Entries from a visual dataset:
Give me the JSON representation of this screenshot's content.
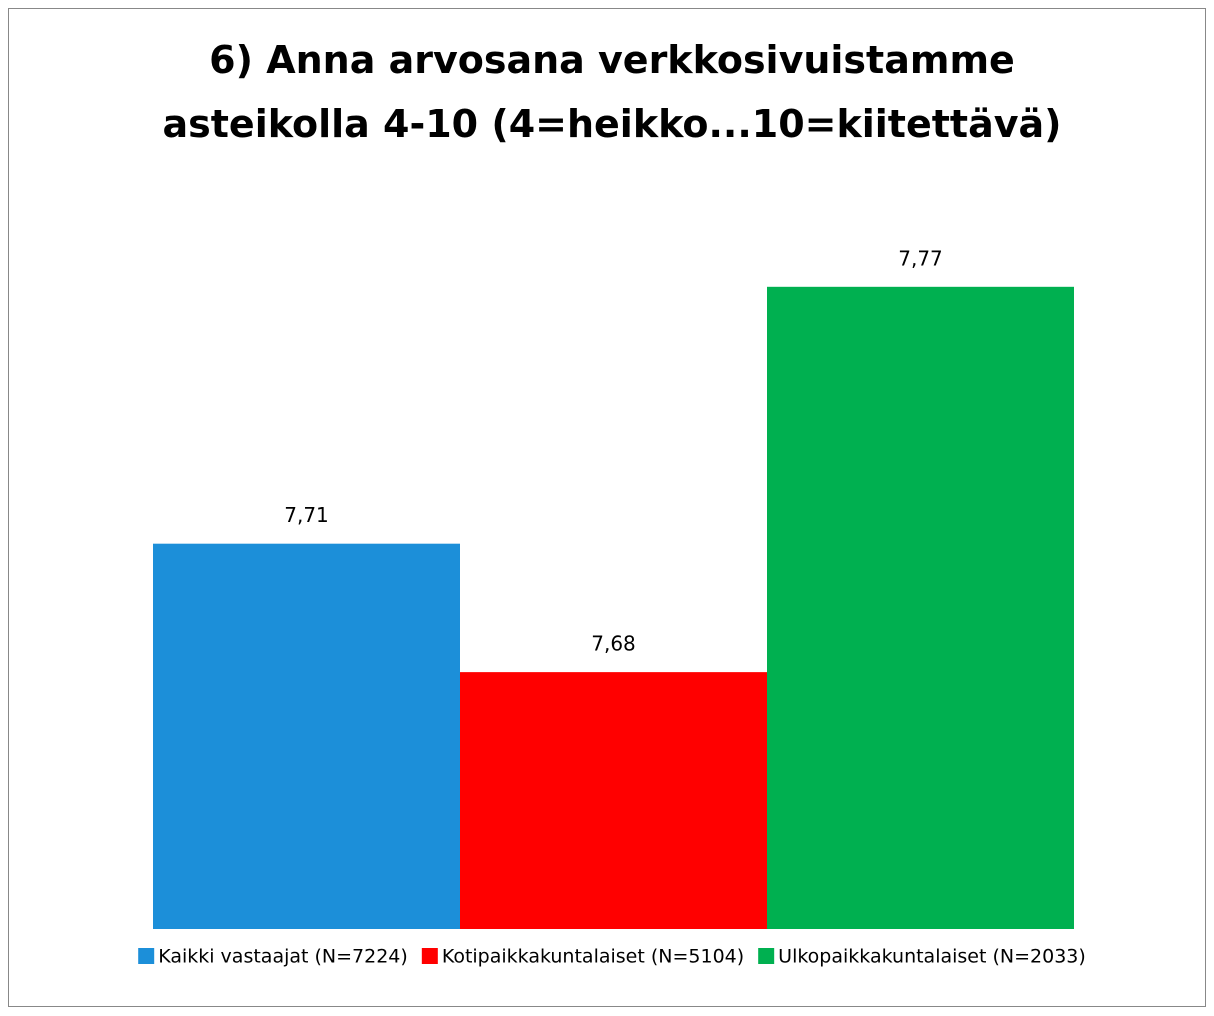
{
  "chart_data": {
    "type": "bar",
    "title": "6) Anna arvosana verkkosivuistamme asteikolla 4-10 (4=heikko...10=kiitettävä)",
    "categories": [
      null
    ],
    "series": [
      {
        "name": "Kaikki vastaajat (N=7224)",
        "color": "#1c8fd9",
        "values": [
          7.71
        ],
        "value_labels": [
          "7,71"
        ]
      },
      {
        "name": "Kotipaikkakuntalaiset (N=5104)",
        "color": "#ff0000",
        "values": [
          7.68
        ],
        "value_labels": [
          "7,68"
        ]
      },
      {
        "name": "Ulkopaikkakuntalaiset (N=2033)",
        "color": "#00b050",
        "values": [
          7.77
        ],
        "value_labels": [
          "7,77"
        ]
      }
    ],
    "ylim": [
      7.62,
      7.78
    ],
    "legend": "bottom"
  }
}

### Exercise goal
Look through the material above and pick out each line holding the word "name".

### Worked answer
        "name": "Kaikki vastaajat (N=7224)",
        "name": "Kotipaikkakuntalaiset (N=5104)",
        "name": "Ulkopaikkakuntalaiset (N=2033)",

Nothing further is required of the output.